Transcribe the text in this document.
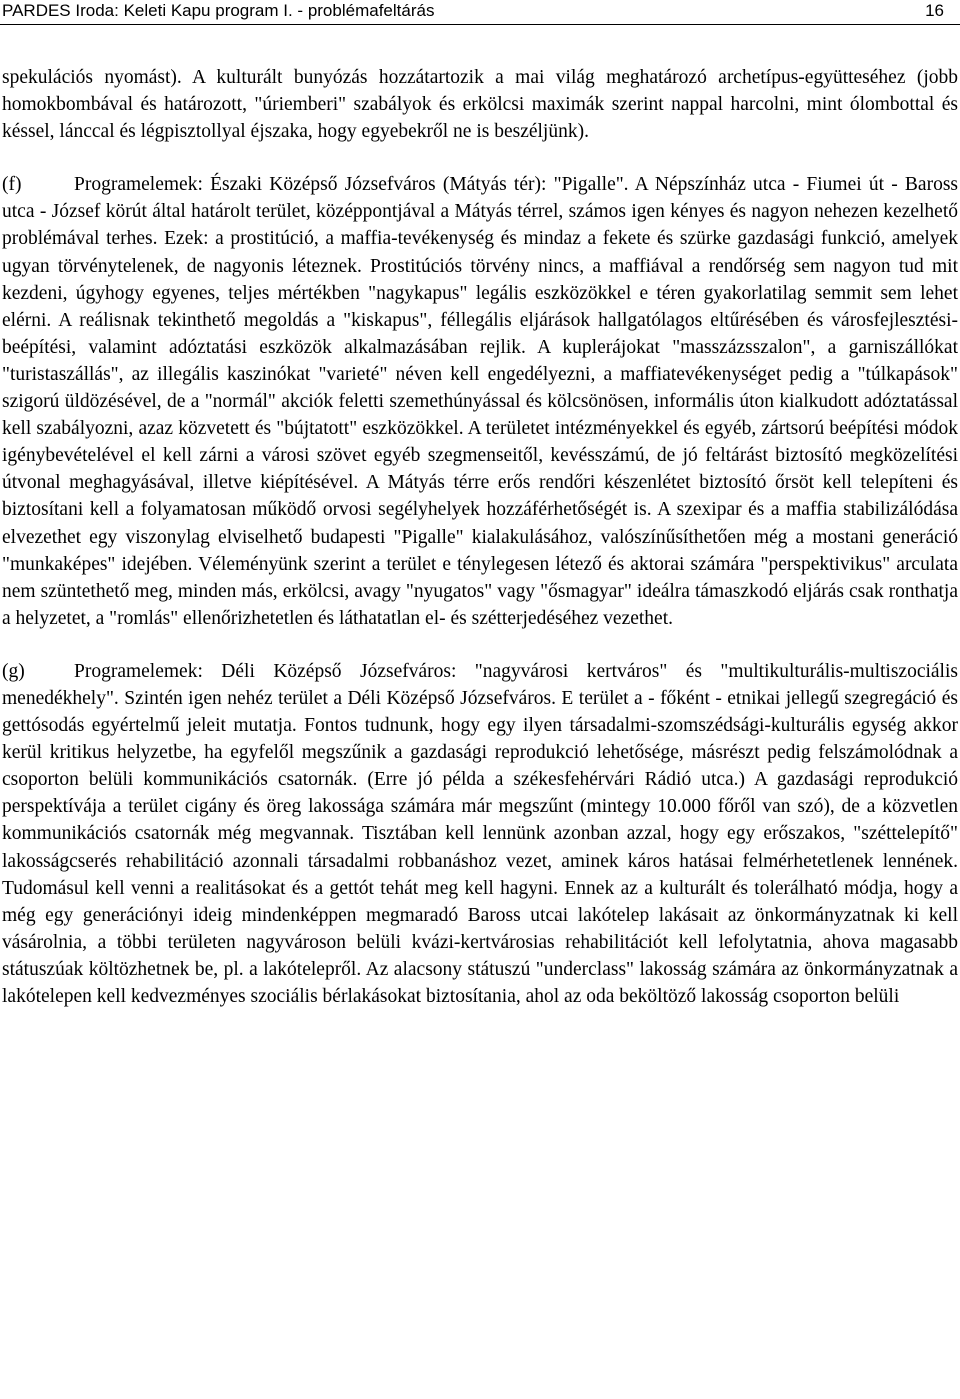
PARDES Iroda: Keleti Kapu program I. - problémafeltárás	16

spekulációs nyomást). A kulturált bunyózás hozzátartozik a mai világ meghatározó archetípus-együtteséhez (jobb homokbombával és határozott, "úriemberi" szabályok és erkölcsi maximák szerint nappal harcolni, mint ólombottal és késsel, lánccal és légpisztollyal éjszaka, hogy egyebekről ne is beszéljünk).

(f)	Programelemek: Északi Középső Józsefváros (Mátyás tér): "Pigalle". A Népszínház utca - Fiumei út - Baross utca - József körút által határolt terület, középpontjával a Mátyás térrel, számos igen kényes és nagyon nehezen kezelhető problémával terhes. Ezek: a prostitúció, a maffia-tevékenység és mindaz a fekete és szürke gazdasági funkció, amelyek ugyan törvénytelenek, de nagyonis léteznek. Prostitúciós törvény nincs, a maffiával a rendőrség sem nagyon tud mit kezdeni, úgyhogy egyenes, teljes mértékben "nagykapus" legális eszközökkel e téren gyakorlatilag semmit sem lehet elérni. A reálisnak tekinthető megoldás a "kiskapus", féllegális eljárások hallgatólagos eltűrésében és városfejlesztési-beépítési, valamint adóztatási eszközök alkalmazásában rejlik. A kuplerájokat "masszázsszalon", a garniszállókat "turistaszállás", az illegális kaszinókat "varieté" néven kell engedélyezni, a maffiatevékenységet pedig a "túlkapások" szigorú üldözésével, de a "normál" akciók feletti szemethúnyással és kölcsönösen, informális úton kialkudott adóztatással kell szabályozni, azaz közvetett és "bújtatott" eszközökkel. A területet intézményekkel és egyéb, zártsorú beépítési módok igénybevételével el kell zárni a városi szövet egyéb szegmenseitől, kevésszámú, de jó feltárást biztosító megközelítési útvonal meghagyásával, illetve kiépítésével. A Mátyás térre erős rendőri készenlétet biztosító őrsöt kell telepíteni és biztosítani kell a folyamatosan működő orvosi segélyhelyek hozzáférhetőségét is. A szexipar és a maffia stabilizálódása elvezethet egy viszonylag elviselhető budapesti "Pigalle" kialakulásához, valószínűsíthetően még a mostani generáció "munkaképes" idejében. Véleményünk szerint a terület e ténylegesen létező és aktorai számára "perspektivikus" arculata nem szüntethető meg, minden más, erkölcsi, avagy "nyugatos" vagy "ősmagyar" ideálra támaszkodó eljárás csak ronthatja a helyzetet, a "romlás" ellenőrizhetetlen és láthatatlan el- és szétterjedéséhez vezethet.

(g)	Programelemek: Déli Középső Józsefváros: "nagyvárosi kertváros" és "multikulturális-multiszociális menedékhely". Szintén igen nehéz terület a Déli Középső Józsefváros. E terület a - főként - etnikai jellegű szegregáció és gettósodás egyértelmű jeleit mutatja. Fontos tudnunk, hogy egy ilyen társadalmi-szomszédsági-kulturális egység akkor kerül kritikus helyzetbe, ha egyfelől megszűnik a gazdasági reprodukció lehetősége, másrészt pedig felszámolódnak a csoporton belüli kommunikációs csatornák. (Erre jó példa a székesfehérvári Rádió utca.) A gazdasági reprodukció perspektívája a terület cigány és öreg lakossága számára már megszűnt (mintegy 10.000 főről van szó), de a közvetlen kommunikációs csatornák még megvannak. Tisztában kell lennünk azonban azzal, hogy egy erőszakos, "széttelepítő" lakosságcserés rehabilitáció azonnali társadalmi robbanáshoz vezet, aminek káros hatásai felmérhetetlenek lennének. Tudomásul kell venni a realitásokat és a gettót tehát meg kell hagyni. Ennek az a kulturált és tolerálható módja, hogy a még egy generációnyi ideig mindenképpen megmaradó Baross utcai lakótelep lakásait az önkormányzatnak ki kell vásárolnia, a többi területen nagyvároson belüli kvázi-kertvárosias rehabilitációt kell lefolytatnia, ahova magasabb státuszúak költözhetnek be, pl. a lakótelepről. Az alacsony státuszú "underclass" lakosság számára az önkormányzatnak a lakótelepen kell kedvezményes szociális bérlakásokat biztosítania, ahol az oda beköltöző lakosság csoporton belüli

########

■ **Short task**: Excluding the pictures, reproduce every entry exactly as given.

■ **Task solution**:
Transcribe the text in this document.
PARDES Iroda: Keleti Kapu program I. - problémafeltárás	16

spekulációs nyomást). A kulturált bunyózás hozzátartozik a mai világ meghatározó archetípus-együtteséhez (jobb homokbombával és határozott, "úriemberi" szabályok és erkölcsi maximák szerint nappal harcolni, mint ólombottal és késsel, lánccal és légpisztollyal éjszaka, hogy egyebekről ne is beszéljünk).

(f)	Programelemek: Északi Középső Józsefváros (Mátyás tér): "Pigalle". A Népszínház utca - Fiumei út - Baross utca - József körút által határolt terület, középpontjával a Mátyás térrel, számos igen kényes és nagyon nehezen kezelhető problémával terhes. Ezek: a prostitúció, a maffia-tevékenység és mindaz a fekete és szürke gazdasági funkció, amelyek ugyan törvénytelenek, de nagyonis léteznek. Prostitúciós törvény nincs, a maffiával a rendőrség sem nagyon tud mit kezdeni, úgyhogy egyenes, teljes mértékben "nagykapus" legális eszközökkel e téren gyakorlatilag semmit sem lehet elérni. A reálisnak tekinthető megoldás a "kiskapus", féllegális eljárások hallgatólagos eltűrésében és városfejlesztési-beépítési, valamint adóztatási eszközök alkalmazásában rejlik. A kuplerájokat "masszázsszalon", a garniszállókat "turistaszállás", az illegális kaszinókat "varieté" néven kell engedélyezni, a maffiatevékenységet pedig a "túlkapások" szigorú üldözésével, de a "normál" akciók feletti szemethúnyással és kölcsönösen, informális úton kialkudott adóztatással kell szabályozni, azaz közvetett és "bújtatott" eszközökkel. A területet intézményekkel és egyéb, zártsorú beépítési módok igénybevételével el kell zárni a városi szövet egyéb szegmenseitől, kevésszámú, de jó feltárást biztosító megközelítési útvonal meghagyásával, illetve kiépítésével. A Mátyás térre erős rendőri készenlétet biztosító őrsöt kell telepíteni és biztosítani kell a folyamatosan működő orvosi segélyhelyek hozzáférhetőségét is. A szexipar és a maffia stabilizálódása elvezethet egy viszonylag elviselhető budapesti "Pigalle" kialakulásához, valószínűsíthetően még a mostani generáció "munkaképes" idejében. Véleményünk szerint a terület e ténylegesen létező és aktorai számára "perspektivikus" arculata nem szüntethető meg, minden más, erkölcsi, avagy "nyugatos" vagy "ősmagyar" ideálra támaszkodó eljárás csak ronthatja a helyzetet, a "romlás" ellenőrizhetetlen és láthatatlan el- és szétterjedéséhez vezethet.

(g)	Programelemek: Déli Középső Józsefváros: "nagyvárosi kertváros" és "multikulturális-multiszociális menedékhely". Szintén igen nehéz terület a Déli Középső Józsefváros. E terület a - főként - etnikai jellegű szegregáció és gettósodás egyértelmű jeleit mutatja. Fontos tudnunk, hogy egy ilyen társadalmi-szomszédsági-kulturális egység akkor kerül kritikus helyzetbe, ha egyfelől megszűnik a gazdasági reprodukció lehetősége, másrészt pedig felszámolódnak a csoporton belüli kommunikációs csatornák. (Erre jó példa a székesfehérvári Rádió utca.) A gazdasági reprodukció perspektívája a terület cigány és öreg lakossága számára már megszűnt (mintegy 10.000 főről van szó), de a közvetlen kommunikációs csatornák még megvannak. Tisztában kell lennünk azonban azzal, hogy egy erőszakos, "széttelepítő" lakosságcserés rehabilitáció azonnali társadalmi robbanáshoz vezet, aminek káros hatásai felmérhetetlenek lennének. Tudomásul kell venni a realitásokat és a gettót tehát meg kell hagyni. Ennek az a kulturált és tolerálható módja, hogy a még egy generációnyi ideig mindenképpen megmaradó Baross utcai lakótelep lakásait az önkormányzatnak ki kell vásárolnia, a többi területen nagyvároson belüli kvázi-kertvárosias rehabilitációt kell lefolytatnia, ahova magasabb státuszúak költözhetnek be, pl. a lakótelepről. Az alacsony státuszú "underclass" lakosság számára az önkormányzatnak a lakótelepen kell kedvezményes szociális bérlakásokat biztosítania, ahol az oda beköltöző lakosság csoporton belüli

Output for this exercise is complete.